Objective
Return the entries below verbatim. Pictures stay out.

[Entries from a visual dataset]
## Begin

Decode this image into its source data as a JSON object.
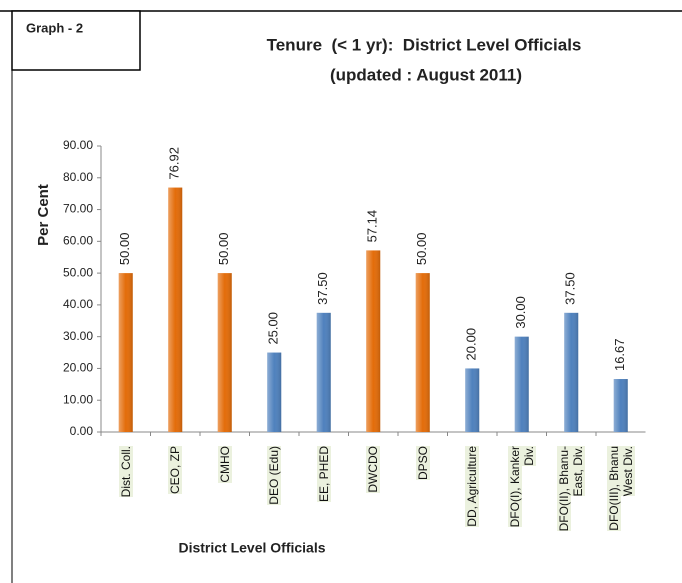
{
  "chart_data": {
    "type": "bar",
    "badge": "Graph - 2",
    "title": "Tenure  (< 1 yr):  District Level Officials",
    "subtitle": "(updated : August 2011)",
    "y_label": "Per Cent",
    "x_label": "District Level Officials",
    "categories": [
      "Dist. Coll.",
      "CEO, ZP",
      "CMHO",
      "DEO (Edu)",
      "EE, PHED",
      "DWCDO",
      "DPSO",
      "DD, Agriculture",
      "DFO(I), Kanker Div.",
      "DFO(II), Bhanu-East, Div.",
      "DFO(III), Bhanu West Div."
    ],
    "values": [
      50,
      76.92,
      50,
      25,
      37.5,
      57.14,
      50,
      20,
      30,
      37.5,
      16.67
    ],
    "value_labels": [
      "50.00",
      "76.92",
      "50.00",
      "25.00",
      "37.50",
      "57.14",
      "50.00",
      "20.00",
      "30.00",
      "37.50",
      "16.67"
    ],
    "colors": [
      "#e36c0a",
      "#e36c0a",
      "#e36c0a",
      "#4f81bd",
      "#4f81bd",
      "#e36c0a",
      "#e36c0a",
      "#4f81bd",
      "#4f81bd",
      "#4f81bd",
      "#4f81bd"
    ],
    "ylim": [
      0,
      90
    ],
    "yticks": [
      {
        "value": 0,
        "label": "0.00"
      },
      {
        "value": 10,
        "label": "10.00"
      },
      {
        "value": 20,
        "label": "20.00"
      },
      {
        "value": 30,
        "label": "30.00"
      },
      {
        "value": 40,
        "label": "40.00"
      },
      {
        "value": 50,
        "label": "50.00"
      },
      {
        "value": 60,
        "label": "60.00"
      },
      {
        "value": 70,
        "label": "70.00"
      },
      {
        "value": 80,
        "label": "80.00"
      },
      {
        "value": 90,
        "label": "90.00"
      }
    ],
    "grid": false
  }
}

## End

Solved exercise
Decode this image into its source data as a JSON object.
{
  "chart_data": {
    "type": "bar",
    "badge": "Graph - 2",
    "title": "Tenure  (< 1 yr):  District Level Officials",
    "subtitle": "(updated : August 2011)",
    "y_label": "Per Cent",
    "x_label": "District Level Officials",
    "categories": [
      "Dist. Coll.",
      "CEO, ZP",
      "CMHO",
      "DEO (Edu)",
      "EE, PHED",
      "DWCDO",
      "DPSO",
      "DD, Agriculture",
      "DFO(I), Kanker Div.",
      "DFO(II), Bhanu-East, Div.",
      "DFO(III), Bhanu West Div."
    ],
    "values": [
      50,
      76.92,
      50,
      25,
      37.5,
      57.14,
      50,
      20,
      30,
      37.5,
      16.67
    ],
    "value_labels": [
      "50.00",
      "76.92",
      "50.00",
      "25.00",
      "37.50",
      "57.14",
      "50.00",
      "20.00",
      "30.00",
      "37.50",
      "16.67"
    ],
    "colors": [
      "#e36c0a",
      "#e36c0a",
      "#e36c0a",
      "#4f81bd",
      "#4f81bd",
      "#e36c0a",
      "#e36c0a",
      "#4f81bd",
      "#4f81bd",
      "#4f81bd",
      "#4f81bd"
    ],
    "ylim": [
      0,
      90
    ],
    "yticks": [
      {
        "value": 0,
        "label": "0.00"
      },
      {
        "value": 10,
        "label": "10.00"
      },
      {
        "value": 20,
        "label": "20.00"
      },
      {
        "value": 30,
        "label": "30.00"
      },
      {
        "value": 40,
        "label": "40.00"
      },
      {
        "value": 50,
        "label": "50.00"
      },
      {
        "value": 60,
        "label": "60.00"
      },
      {
        "value": 70,
        "label": "70.00"
      },
      {
        "value": 80,
        "label": "80.00"
      },
      {
        "value": 90,
        "label": "90.00"
      }
    ],
    "grid": false
  }
}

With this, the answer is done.